=== Exercise inputs ===

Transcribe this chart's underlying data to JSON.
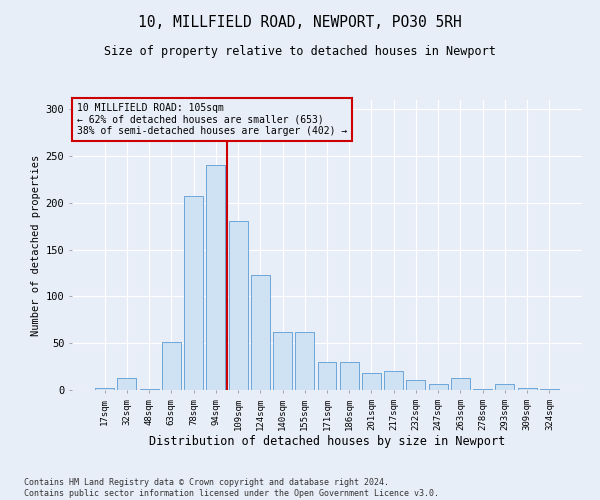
{
  "title1": "10, MILLFIELD ROAD, NEWPORT, PO30 5RH",
  "title2": "Size of property relative to detached houses in Newport",
  "xlabel": "Distribution of detached houses by size in Newport",
  "ylabel": "Number of detached properties",
  "footnote1": "Contains HM Land Registry data © Crown copyright and database right 2024.",
  "footnote2": "Contains public sector information licensed under the Open Government Licence v3.0.",
  "annotation_line1": "10 MILLFIELD ROAD: 105sqm",
  "annotation_line2": "← 62% of detached houses are smaller (653)",
  "annotation_line3": "38% of semi-detached houses are larger (402) →",
  "bar_color": "#cfe2f3",
  "bar_edge_color": "#5b9bd5",
  "line_color": "#cc0000",
  "background_color": "#e8eef8",
  "categories": [
    "17sqm",
    "32sqm",
    "48sqm",
    "63sqm",
    "78sqm",
    "94sqm",
    "109sqm",
    "124sqm",
    "140sqm",
    "155sqm",
    "171sqm",
    "186sqm",
    "201sqm",
    "217sqm",
    "232sqm",
    "247sqm",
    "263sqm",
    "278sqm",
    "293sqm",
    "309sqm",
    "324sqm"
  ],
  "values": [
    2,
    13,
    1,
    51,
    207,
    241,
    181,
    123,
    62,
    62,
    30,
    30,
    18,
    20,
    11,
    6,
    13,
    1,
    6,
    2,
    1
  ],
  "ylim": [
    0,
    310
  ],
  "yticks": [
    0,
    50,
    100,
    150,
    200,
    250,
    300
  ]
}
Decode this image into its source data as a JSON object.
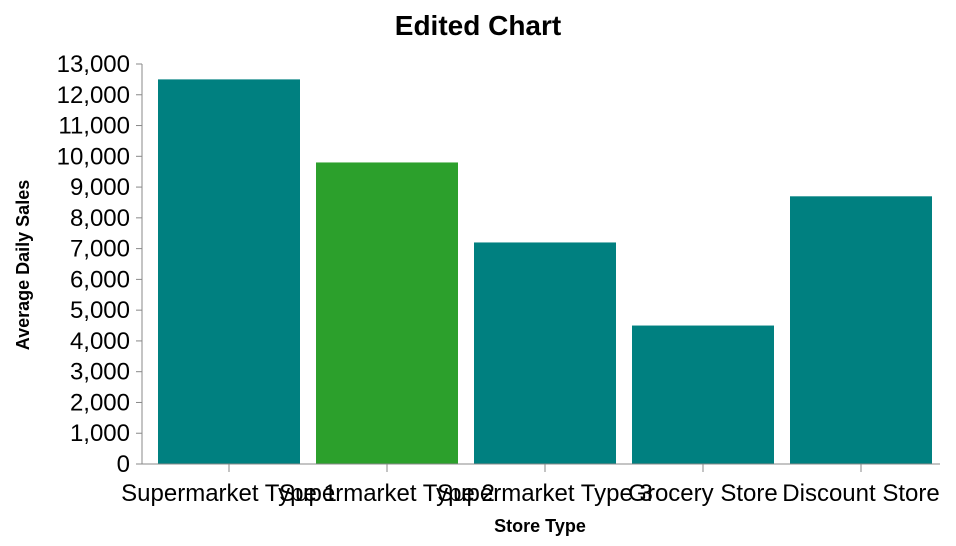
{
  "chart_data": {
    "type": "bar",
    "title": "Edited Chart",
    "xlabel": "Store Type",
    "ylabel": "Average Daily Sales",
    "categories": [
      "Supermarket Type 1",
      "Supermarket Type 2",
      "Supermarket Type 3",
      "Grocery Store",
      "Discount Store"
    ],
    "values": [
      12500,
      9800,
      7200,
      4500,
      8700
    ],
    "bar_colors": [
      "#008080",
      "#2ca02c",
      "#008080",
      "#008080",
      "#008080"
    ],
    "ylim": [
      0,
      13000
    ],
    "yticks": [
      0,
      1000,
      2000,
      3000,
      4000,
      5000,
      6000,
      7000,
      8000,
      9000,
      10000,
      11000,
      12000,
      13000
    ],
    "grid": false,
    "legend": "none"
  }
}
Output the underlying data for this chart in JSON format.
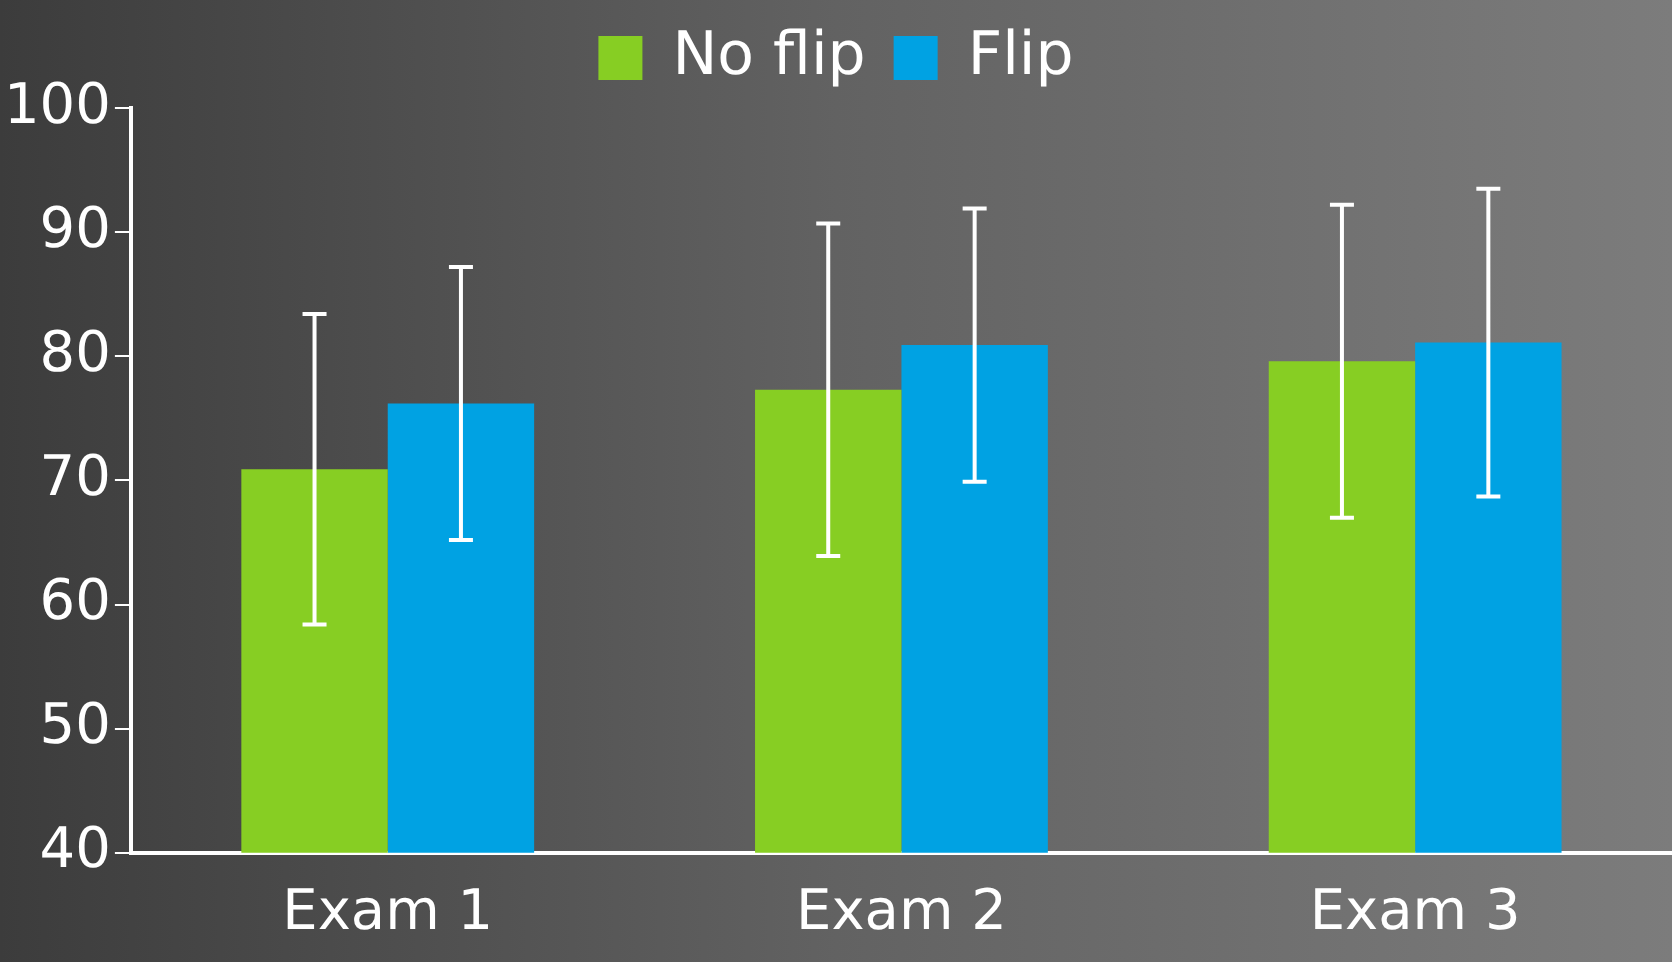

=== Problem to work on ===
Quote the records above exactly, leaving out any pictures.

=== The completed task ===
Transcribe this chart's underlying data to JSON.
{
  "title1": "10, MILLFIELD ROAD, NEWPORT, PO30 5RH",
  "title2": "Size of property relative to detached houses in Newport",
  "xlabel": "Distribution of detached houses by size in Newport",
  "ylabel": "Number of detached properties",
  "footnote1": "Contains HM Land Registry data © Crown copyright and database right 2024.",
  "footnote2": "Contains public sector information licensed under the Open Government Licence v3.0.",
  "annotation_line1": "10 MILLFIELD ROAD: 105sqm",
  "annotation_line2": "← 62% of detached houses are smaller (653)",
  "annotation_line3": "38% of semi-detached houses are larger (402) →",
  "bar_color": "#cfe2f3",
  "bar_edge_color": "#5b9bd5",
  "line_color": "#cc0000",
  "background_color": "#e8eef8",
  "categories": [
    "17sqm",
    "32sqm",
    "48sqm",
    "63sqm",
    "78sqm",
    "94sqm",
    "109sqm",
    "124sqm",
    "140sqm",
    "155sqm",
    "171sqm",
    "186sqm",
    "201sqm",
    "217sqm",
    "232sqm",
    "247sqm",
    "263sqm",
    "278sqm",
    "293sqm",
    "309sqm",
    "324sqm"
  ],
  "values": [
    2,
    13,
    1,
    51,
    207,
    241,
    181,
    123,
    62,
    62,
    30,
    30,
    18,
    20,
    11,
    6,
    13,
    1,
    6,
    2,
    1
  ],
  "ylim": [
    0,
    310
  ],
  "yticks": [
    0,
    50,
    100,
    150,
    200,
    250,
    300
  ]
}
Decode this image into its source data as a JSON object.
{
  "chart_data": {
    "type": "bar",
    "title": "Edited Chart",
    "xlabel": "Store Type",
    "ylabel": "Average Daily Sales",
    "categories": [
      "Supermarket Type 1",
      "Supermarket Type 2",
      "Supermarket Type 3",
      "Grocery Store",
      "Discount Store"
    ],
    "values": [
      12500,
      9800,
      7200,
      4500,
      8700
    ],
    "bar_colors": [
      "#008080",
      "#2ca02c",
      "#008080",
      "#008080",
      "#008080"
    ],
    "ylim": [
      0,
      13000
    ],
    "yticks": [
      0,
      1000,
      2000,
      3000,
      4000,
      5000,
      6000,
      7000,
      8000,
      9000,
      10000,
      11000,
      12000,
      13000
    ],
    "grid": false,
    "legend": "none"
  }
}
Output the underlying data for this chart in JSON format.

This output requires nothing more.